■ Given exercise: Look through the records and report how many lines include the word "person", with no other words.

======== Raw records

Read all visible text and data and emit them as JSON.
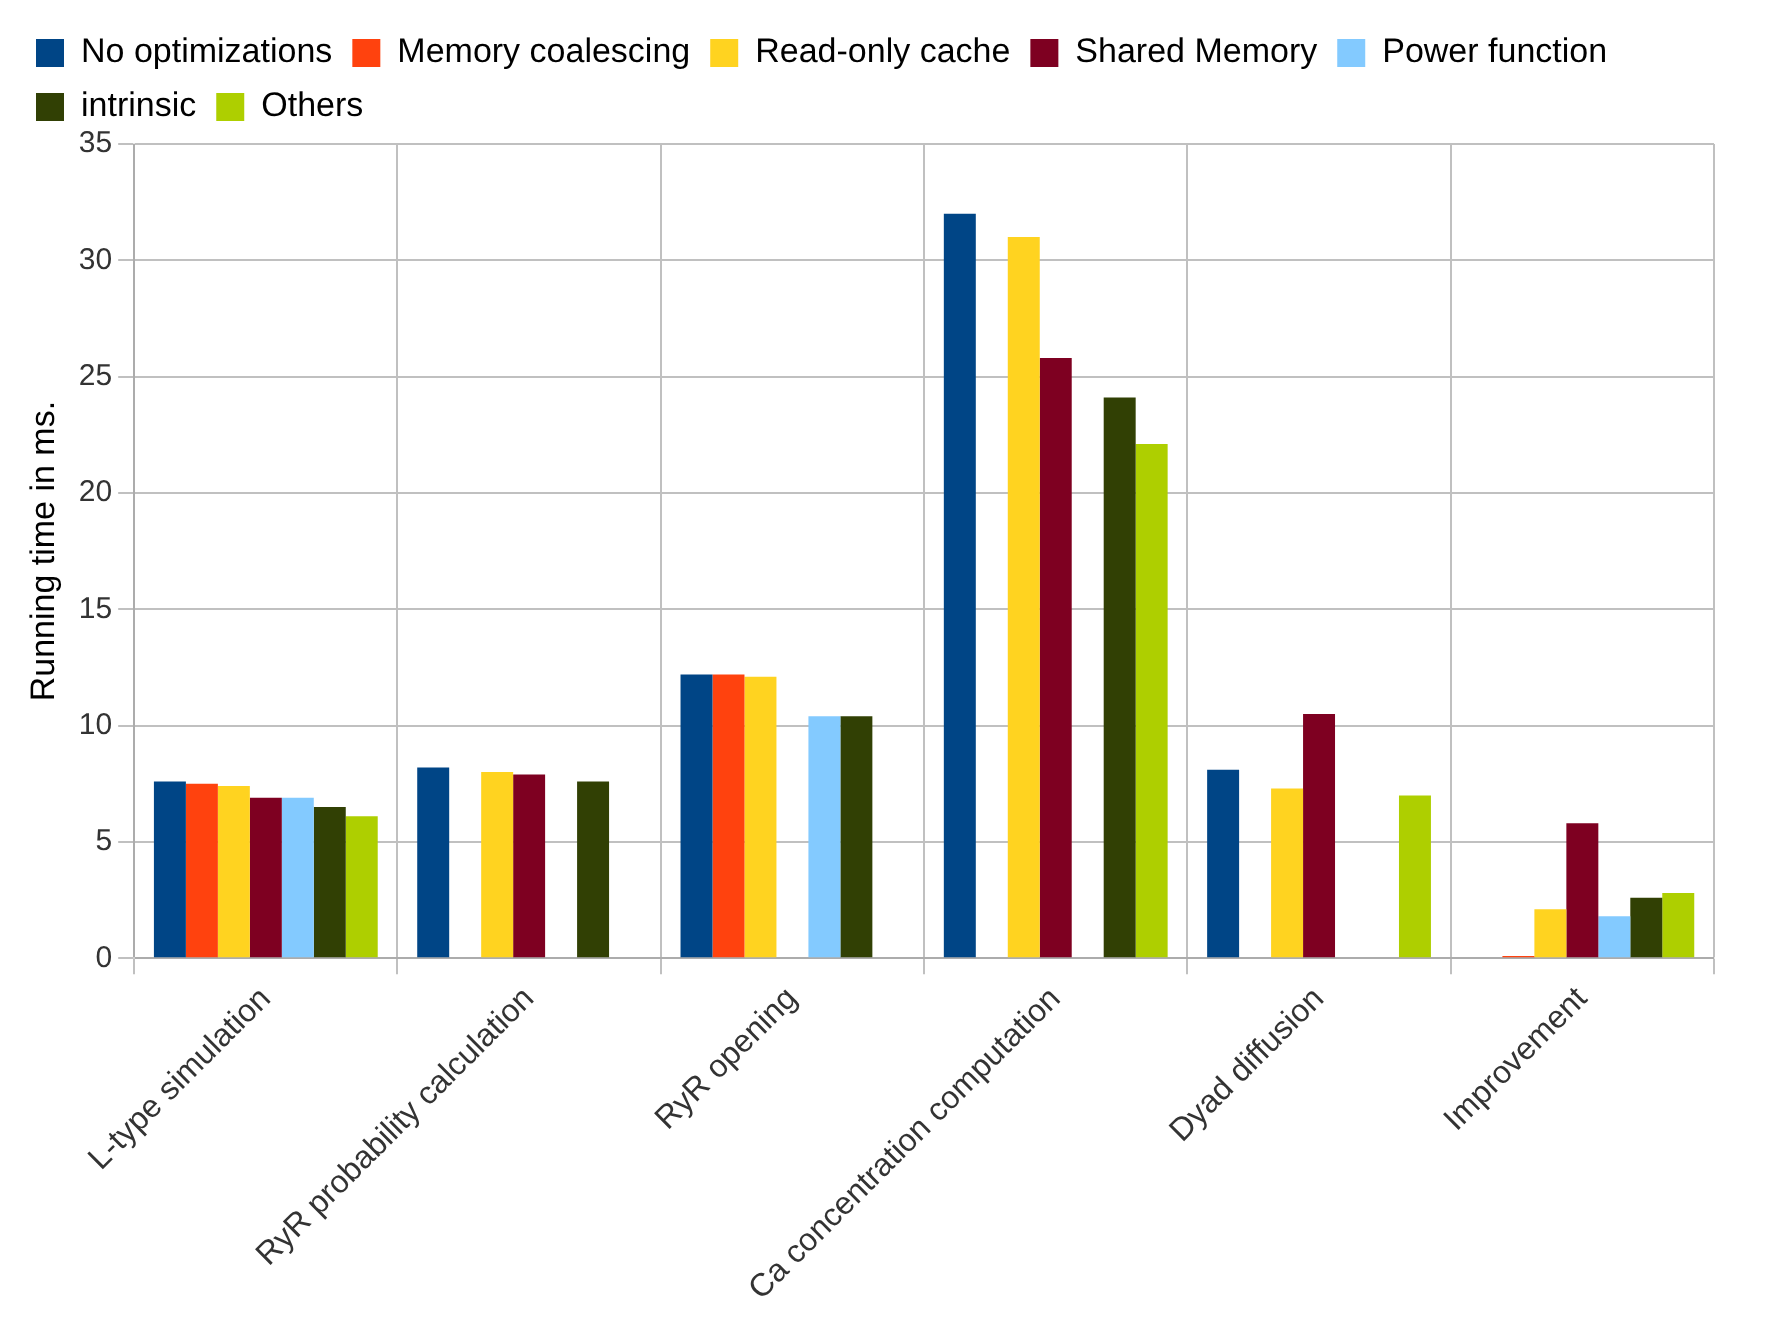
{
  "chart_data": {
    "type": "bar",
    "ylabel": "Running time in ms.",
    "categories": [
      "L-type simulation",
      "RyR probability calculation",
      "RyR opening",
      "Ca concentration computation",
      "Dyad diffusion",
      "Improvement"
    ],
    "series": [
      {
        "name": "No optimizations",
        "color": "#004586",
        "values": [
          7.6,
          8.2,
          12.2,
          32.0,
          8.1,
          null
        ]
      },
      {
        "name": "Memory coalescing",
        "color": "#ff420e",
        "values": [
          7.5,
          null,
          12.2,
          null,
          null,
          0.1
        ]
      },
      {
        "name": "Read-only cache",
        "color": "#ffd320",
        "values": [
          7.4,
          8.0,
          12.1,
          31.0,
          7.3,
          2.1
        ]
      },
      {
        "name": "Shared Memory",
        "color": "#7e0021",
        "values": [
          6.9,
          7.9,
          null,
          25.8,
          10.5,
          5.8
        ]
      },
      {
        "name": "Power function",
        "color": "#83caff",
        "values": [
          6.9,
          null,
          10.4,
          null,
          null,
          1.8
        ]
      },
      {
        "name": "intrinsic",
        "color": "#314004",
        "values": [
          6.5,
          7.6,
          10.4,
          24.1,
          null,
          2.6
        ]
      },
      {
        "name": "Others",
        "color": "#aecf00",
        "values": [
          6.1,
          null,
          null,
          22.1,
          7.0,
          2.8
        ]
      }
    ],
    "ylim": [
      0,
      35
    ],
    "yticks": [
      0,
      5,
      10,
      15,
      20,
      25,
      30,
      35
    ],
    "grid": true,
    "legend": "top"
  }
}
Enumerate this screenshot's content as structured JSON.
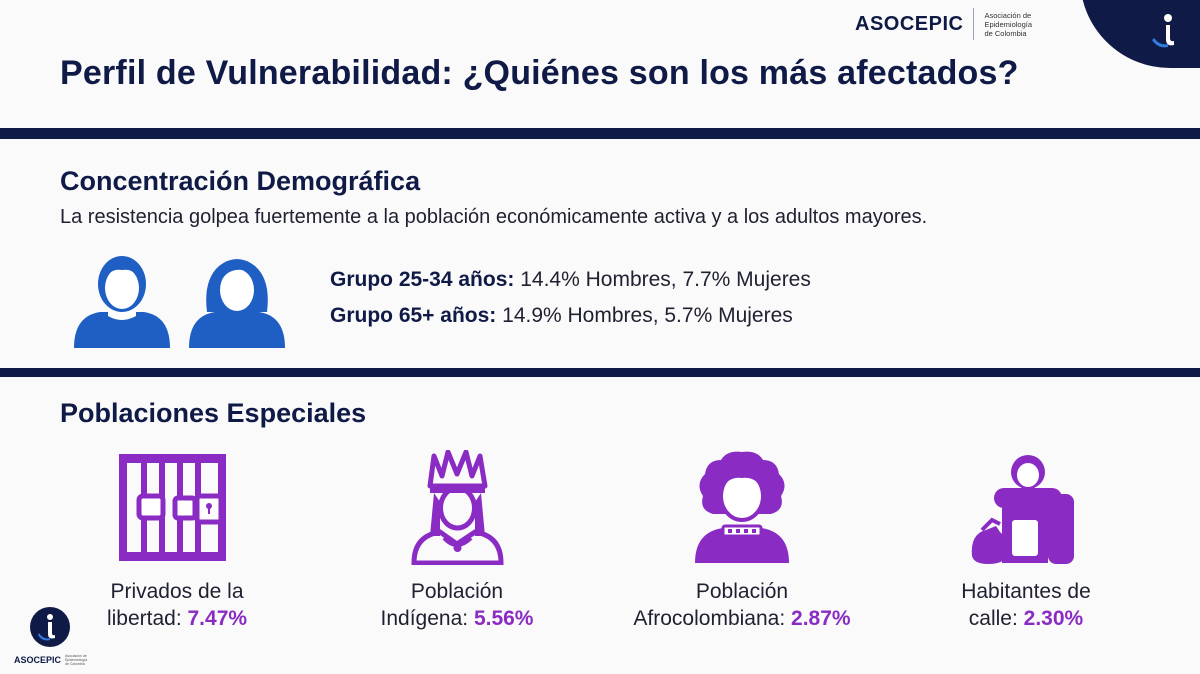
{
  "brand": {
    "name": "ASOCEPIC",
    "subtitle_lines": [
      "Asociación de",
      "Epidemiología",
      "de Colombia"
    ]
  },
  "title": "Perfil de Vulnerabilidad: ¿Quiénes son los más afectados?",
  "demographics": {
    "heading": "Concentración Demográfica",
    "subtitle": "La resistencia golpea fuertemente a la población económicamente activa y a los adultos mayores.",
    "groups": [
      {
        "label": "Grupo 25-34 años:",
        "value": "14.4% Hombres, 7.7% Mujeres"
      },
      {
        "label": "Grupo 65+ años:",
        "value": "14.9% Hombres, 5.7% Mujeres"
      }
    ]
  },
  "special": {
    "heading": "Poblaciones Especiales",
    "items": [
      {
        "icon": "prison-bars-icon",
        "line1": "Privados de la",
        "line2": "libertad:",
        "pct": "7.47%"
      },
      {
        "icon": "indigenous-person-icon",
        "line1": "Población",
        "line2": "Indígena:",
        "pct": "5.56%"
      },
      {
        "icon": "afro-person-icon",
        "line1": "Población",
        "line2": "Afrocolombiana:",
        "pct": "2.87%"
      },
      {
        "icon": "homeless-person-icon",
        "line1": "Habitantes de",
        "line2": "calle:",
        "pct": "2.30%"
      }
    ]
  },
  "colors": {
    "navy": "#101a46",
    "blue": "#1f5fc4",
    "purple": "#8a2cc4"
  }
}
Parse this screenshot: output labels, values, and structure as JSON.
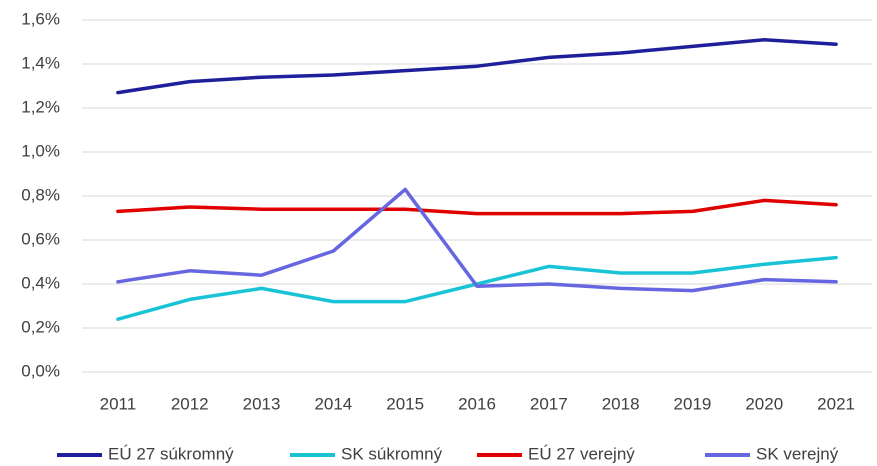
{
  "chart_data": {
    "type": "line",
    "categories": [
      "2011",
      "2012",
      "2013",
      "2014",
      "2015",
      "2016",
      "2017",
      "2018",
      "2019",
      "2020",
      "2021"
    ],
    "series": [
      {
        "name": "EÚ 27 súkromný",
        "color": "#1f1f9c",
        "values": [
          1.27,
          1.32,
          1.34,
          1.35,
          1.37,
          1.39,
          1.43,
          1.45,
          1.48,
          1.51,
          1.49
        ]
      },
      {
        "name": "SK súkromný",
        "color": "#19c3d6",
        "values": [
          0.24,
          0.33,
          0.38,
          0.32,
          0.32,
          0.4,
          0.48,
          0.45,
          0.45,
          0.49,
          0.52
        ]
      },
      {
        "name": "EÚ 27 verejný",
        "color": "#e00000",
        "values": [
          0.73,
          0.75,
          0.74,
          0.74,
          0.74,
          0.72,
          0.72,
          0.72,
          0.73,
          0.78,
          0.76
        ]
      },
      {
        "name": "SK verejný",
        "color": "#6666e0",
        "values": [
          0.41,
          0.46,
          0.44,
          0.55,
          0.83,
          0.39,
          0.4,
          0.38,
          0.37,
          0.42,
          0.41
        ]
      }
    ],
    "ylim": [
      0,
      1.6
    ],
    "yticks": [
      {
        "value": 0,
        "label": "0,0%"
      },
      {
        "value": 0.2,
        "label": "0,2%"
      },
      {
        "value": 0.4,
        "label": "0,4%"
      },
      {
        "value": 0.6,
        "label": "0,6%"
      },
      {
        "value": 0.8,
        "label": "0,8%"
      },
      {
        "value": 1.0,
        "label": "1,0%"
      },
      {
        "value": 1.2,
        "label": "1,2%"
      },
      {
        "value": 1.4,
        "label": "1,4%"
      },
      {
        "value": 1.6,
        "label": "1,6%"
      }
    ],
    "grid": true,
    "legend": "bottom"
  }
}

================

■ Solved exercise: 3